Figure record listings
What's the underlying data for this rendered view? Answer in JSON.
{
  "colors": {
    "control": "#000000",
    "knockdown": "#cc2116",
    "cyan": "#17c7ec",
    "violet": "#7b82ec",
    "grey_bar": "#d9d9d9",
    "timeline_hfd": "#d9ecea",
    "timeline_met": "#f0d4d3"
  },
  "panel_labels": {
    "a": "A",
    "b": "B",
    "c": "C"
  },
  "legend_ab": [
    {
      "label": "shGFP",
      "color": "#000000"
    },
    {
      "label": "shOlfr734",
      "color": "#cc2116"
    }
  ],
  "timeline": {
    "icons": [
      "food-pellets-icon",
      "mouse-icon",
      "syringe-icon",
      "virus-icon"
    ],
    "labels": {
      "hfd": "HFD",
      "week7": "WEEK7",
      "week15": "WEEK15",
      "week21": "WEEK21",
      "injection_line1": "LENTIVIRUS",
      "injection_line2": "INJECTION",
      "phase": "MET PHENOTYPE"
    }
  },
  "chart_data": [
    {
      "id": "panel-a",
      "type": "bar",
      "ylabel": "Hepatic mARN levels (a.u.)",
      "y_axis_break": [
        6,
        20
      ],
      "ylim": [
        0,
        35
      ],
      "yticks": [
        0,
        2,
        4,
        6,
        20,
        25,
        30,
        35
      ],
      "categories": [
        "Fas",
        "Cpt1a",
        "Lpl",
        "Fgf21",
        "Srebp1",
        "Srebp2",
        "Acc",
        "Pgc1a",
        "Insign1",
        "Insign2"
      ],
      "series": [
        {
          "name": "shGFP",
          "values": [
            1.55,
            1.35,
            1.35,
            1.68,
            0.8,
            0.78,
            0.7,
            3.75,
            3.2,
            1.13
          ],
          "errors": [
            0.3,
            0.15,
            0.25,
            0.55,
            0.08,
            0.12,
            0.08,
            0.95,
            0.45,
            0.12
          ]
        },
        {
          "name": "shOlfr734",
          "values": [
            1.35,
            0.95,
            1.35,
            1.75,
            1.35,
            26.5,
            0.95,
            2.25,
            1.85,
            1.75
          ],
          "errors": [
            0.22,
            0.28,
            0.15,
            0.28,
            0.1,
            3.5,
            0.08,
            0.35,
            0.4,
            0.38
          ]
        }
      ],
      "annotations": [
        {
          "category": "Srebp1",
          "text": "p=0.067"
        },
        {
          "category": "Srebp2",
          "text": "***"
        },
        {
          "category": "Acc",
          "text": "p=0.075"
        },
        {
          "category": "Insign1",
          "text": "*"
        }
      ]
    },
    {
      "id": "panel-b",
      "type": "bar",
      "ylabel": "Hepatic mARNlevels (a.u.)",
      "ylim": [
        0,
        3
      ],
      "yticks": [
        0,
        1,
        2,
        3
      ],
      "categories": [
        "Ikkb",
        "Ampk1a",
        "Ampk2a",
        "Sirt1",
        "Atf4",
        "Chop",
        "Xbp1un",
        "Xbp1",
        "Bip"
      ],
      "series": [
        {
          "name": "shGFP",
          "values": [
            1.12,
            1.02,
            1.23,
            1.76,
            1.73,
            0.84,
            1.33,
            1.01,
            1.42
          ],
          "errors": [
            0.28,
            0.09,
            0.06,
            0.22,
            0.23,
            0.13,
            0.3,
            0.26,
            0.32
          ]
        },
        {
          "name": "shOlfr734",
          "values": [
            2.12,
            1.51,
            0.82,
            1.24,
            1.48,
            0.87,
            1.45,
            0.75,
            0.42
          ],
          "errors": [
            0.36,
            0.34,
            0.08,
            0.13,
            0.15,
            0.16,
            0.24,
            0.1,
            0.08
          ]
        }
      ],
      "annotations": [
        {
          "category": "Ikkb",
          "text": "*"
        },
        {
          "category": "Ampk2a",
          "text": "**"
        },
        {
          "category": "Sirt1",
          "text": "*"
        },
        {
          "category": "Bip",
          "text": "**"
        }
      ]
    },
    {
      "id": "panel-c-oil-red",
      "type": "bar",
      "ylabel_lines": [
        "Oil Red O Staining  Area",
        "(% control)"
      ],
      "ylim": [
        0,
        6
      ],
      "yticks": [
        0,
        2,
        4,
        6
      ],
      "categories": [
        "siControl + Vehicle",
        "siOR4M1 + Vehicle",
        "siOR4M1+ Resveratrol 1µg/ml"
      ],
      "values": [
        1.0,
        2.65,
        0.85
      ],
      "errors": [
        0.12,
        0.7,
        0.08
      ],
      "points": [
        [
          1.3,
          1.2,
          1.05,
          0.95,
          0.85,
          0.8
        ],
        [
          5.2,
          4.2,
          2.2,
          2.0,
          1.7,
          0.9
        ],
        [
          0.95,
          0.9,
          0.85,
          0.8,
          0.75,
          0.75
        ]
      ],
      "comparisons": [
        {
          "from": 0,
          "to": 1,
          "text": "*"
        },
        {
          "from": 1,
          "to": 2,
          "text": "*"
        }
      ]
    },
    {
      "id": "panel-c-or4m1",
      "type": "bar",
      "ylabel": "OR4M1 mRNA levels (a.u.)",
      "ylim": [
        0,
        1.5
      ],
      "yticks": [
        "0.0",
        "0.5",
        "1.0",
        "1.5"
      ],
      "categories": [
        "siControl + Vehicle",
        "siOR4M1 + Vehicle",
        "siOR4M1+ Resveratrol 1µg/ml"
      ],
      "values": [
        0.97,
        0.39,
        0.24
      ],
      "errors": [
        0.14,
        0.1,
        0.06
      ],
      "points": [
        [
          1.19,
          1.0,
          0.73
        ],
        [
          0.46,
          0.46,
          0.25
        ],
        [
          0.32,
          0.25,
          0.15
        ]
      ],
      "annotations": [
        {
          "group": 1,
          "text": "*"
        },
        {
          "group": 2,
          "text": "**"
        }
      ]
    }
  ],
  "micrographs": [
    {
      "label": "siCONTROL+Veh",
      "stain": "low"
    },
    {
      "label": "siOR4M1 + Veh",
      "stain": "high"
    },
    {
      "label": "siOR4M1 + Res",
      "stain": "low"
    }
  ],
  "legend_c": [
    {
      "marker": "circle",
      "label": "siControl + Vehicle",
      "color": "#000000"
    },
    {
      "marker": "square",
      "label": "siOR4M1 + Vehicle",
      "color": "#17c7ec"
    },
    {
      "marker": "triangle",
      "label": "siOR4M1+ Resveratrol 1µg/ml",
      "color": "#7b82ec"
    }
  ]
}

-- WORK ITEM --
Repeat the records above exactly, leaving none out.

-- PROBLEM SOLUTION --
What's the underlying data for this rendered view? Answer in JSON.
{
  "colors": {
    "control": "#000000",
    "knockdown": "#cc2116",
    "cyan": "#17c7ec",
    "violet": "#7b82ec",
    "grey_bar": "#d9d9d9",
    "timeline_hfd": "#d9ecea",
    "timeline_met": "#f0d4d3"
  },
  "panel_labels": {
    "a": "A",
    "b": "B",
    "c": "C"
  },
  "legend_ab": [
    {
      "label": "shGFP",
      "color": "#000000"
    },
    {
      "label": "shOlfr734",
      "color": "#cc2116"
    }
  ],
  "timeline": {
    "icons": [
      "food-pellets-icon",
      "mouse-icon",
      "syringe-icon",
      "virus-icon"
    ],
    "labels": {
      "hfd": "HFD",
      "week7": "WEEK7",
      "week15": "WEEK15",
      "week21": "WEEK21",
      "injection_line1": "LENTIVIRUS",
      "injection_line2": "INJECTION",
      "phase": "MET PHENOTYPE"
    }
  },
  "chart_data": [
    {
      "id": "panel-a",
      "type": "bar",
      "ylabel": "Hepatic mARN levels (a.u.)",
      "y_axis_break": [
        6,
        20
      ],
      "ylim": [
        0,
        35
      ],
      "yticks": [
        0,
        2,
        4,
        6,
        20,
        25,
        30,
        35
      ],
      "categories": [
        "Fas",
        "Cpt1a",
        "Lpl",
        "Fgf21",
        "Srebp1",
        "Srebp2",
        "Acc",
        "Pgc1a",
        "Insign1",
        "Insign2"
      ],
      "series": [
        {
          "name": "shGFP",
          "values": [
            1.55,
            1.35,
            1.35,
            1.68,
            0.8,
            0.78,
            0.7,
            3.75,
            3.2,
            1.13
          ],
          "errors": [
            0.3,
            0.15,
            0.25,
            0.55,
            0.08,
            0.12,
            0.08,
            0.95,
            0.45,
            0.12
          ]
        },
        {
          "name": "shOlfr734",
          "values": [
            1.35,
            0.95,
            1.35,
            1.75,
            1.35,
            26.5,
            0.95,
            2.25,
            1.85,
            1.75
          ],
          "errors": [
            0.22,
            0.28,
            0.15,
            0.28,
            0.1,
            3.5,
            0.08,
            0.35,
            0.4,
            0.38
          ]
        }
      ],
      "annotations": [
        {
          "category": "Srebp1",
          "text": "p=0.067"
        },
        {
          "category": "Srebp2",
          "text": "***"
        },
        {
          "category": "Acc",
          "text": "p=0.075"
        },
        {
          "category": "Insign1",
          "text": "*"
        }
      ]
    },
    {
      "id": "panel-b",
      "type": "bar",
      "ylabel": "Hepatic mARNlevels (a.u.)",
      "ylim": [
        0,
        3
      ],
      "yticks": [
        0,
        1,
        2,
        3
      ],
      "categories": [
        "Ikkb",
        "Ampk1a",
        "Ampk2a",
        "Sirt1",
        "Atf4",
        "Chop",
        "Xbp1un",
        "Xbp1",
        "Bip"
      ],
      "series": [
        {
          "name": "shGFP",
          "values": [
            1.12,
            1.02,
            1.23,
            1.76,
            1.73,
            0.84,
            1.33,
            1.01,
            1.42
          ],
          "errors": [
            0.28,
            0.09,
            0.06,
            0.22,
            0.23,
            0.13,
            0.3,
            0.26,
            0.32
          ]
        },
        {
          "name": "shOlfr734",
          "values": [
            2.12,
            1.51,
            0.82,
            1.24,
            1.48,
            0.87,
            1.45,
            0.75,
            0.42
          ],
          "errors": [
            0.36,
            0.34,
            0.08,
            0.13,
            0.15,
            0.16,
            0.24,
            0.1,
            0.08
          ]
        }
      ],
      "annotations": [
        {
          "category": "Ikkb",
          "text": "*"
        },
        {
          "category": "Ampk2a",
          "text": "**"
        },
        {
          "category": "Sirt1",
          "text": "*"
        },
        {
          "category": "Bip",
          "text": "**"
        }
      ]
    },
    {
      "id": "panel-c-oil-red",
      "type": "bar",
      "ylabel_lines": [
        "Oil Red O Staining  Area",
        "(% control)"
      ],
      "ylim": [
        0,
        6
      ],
      "yticks": [
        0,
        2,
        4,
        6
      ],
      "categories": [
        "siControl + Vehicle",
        "siOR4M1 + Vehicle",
        "siOR4M1+ Resveratrol 1µg/ml"
      ],
      "values": [
        1.0,
        2.65,
        0.85
      ],
      "errors": [
        0.12,
        0.7,
        0.08
      ],
      "points": [
        [
          1.3,
          1.2,
          1.05,
          0.95,
          0.85,
          0.8
        ],
        [
          5.2,
          4.2,
          2.2,
          2.0,
          1.7,
          0.9
        ],
        [
          0.95,
          0.9,
          0.85,
          0.8,
          0.75,
          0.75
        ]
      ],
      "comparisons": [
        {
          "from": 0,
          "to": 1,
          "text": "*"
        },
        {
          "from": 1,
          "to": 2,
          "text": "*"
        }
      ]
    },
    {
      "id": "panel-c-or4m1",
      "type": "bar",
      "ylabel": "OR4M1 mRNA levels (a.u.)",
      "ylim": [
        0,
        1.5
      ],
      "yticks": [
        "0.0",
        "0.5",
        "1.0",
        "1.5"
      ],
      "categories": [
        "siControl + Vehicle",
        "siOR4M1 + Vehicle",
        "siOR4M1+ Resveratrol 1µg/ml"
      ],
      "values": [
        0.97,
        0.39,
        0.24
      ],
      "errors": [
        0.14,
        0.1,
        0.06
      ],
      "points": [
        [
          1.19,
          1.0,
          0.73
        ],
        [
          0.46,
          0.46,
          0.25
        ],
        [
          0.32,
          0.25,
          0.15
        ]
      ],
      "annotations": [
        {
          "group": 1,
          "text": "*"
        },
        {
          "group": 2,
          "text": "**"
        }
      ]
    }
  ],
  "micrographs": [
    {
      "label": "siCONTROL+Veh",
      "stain": "low"
    },
    {
      "label": "siOR4M1 + Veh",
      "stain": "high"
    },
    {
      "label": "siOR4M1 + Res",
      "stain": "low"
    }
  ],
  "legend_c": [
    {
      "marker": "circle",
      "label": "siControl + Vehicle",
      "color": "#000000"
    },
    {
      "marker": "square",
      "label": "siOR4M1 + Vehicle",
      "color": "#17c7ec"
    },
    {
      "marker": "triangle",
      "label": "siOR4M1+ Resveratrol 1µg/ml",
      "color": "#7b82ec"
    }
  ]
}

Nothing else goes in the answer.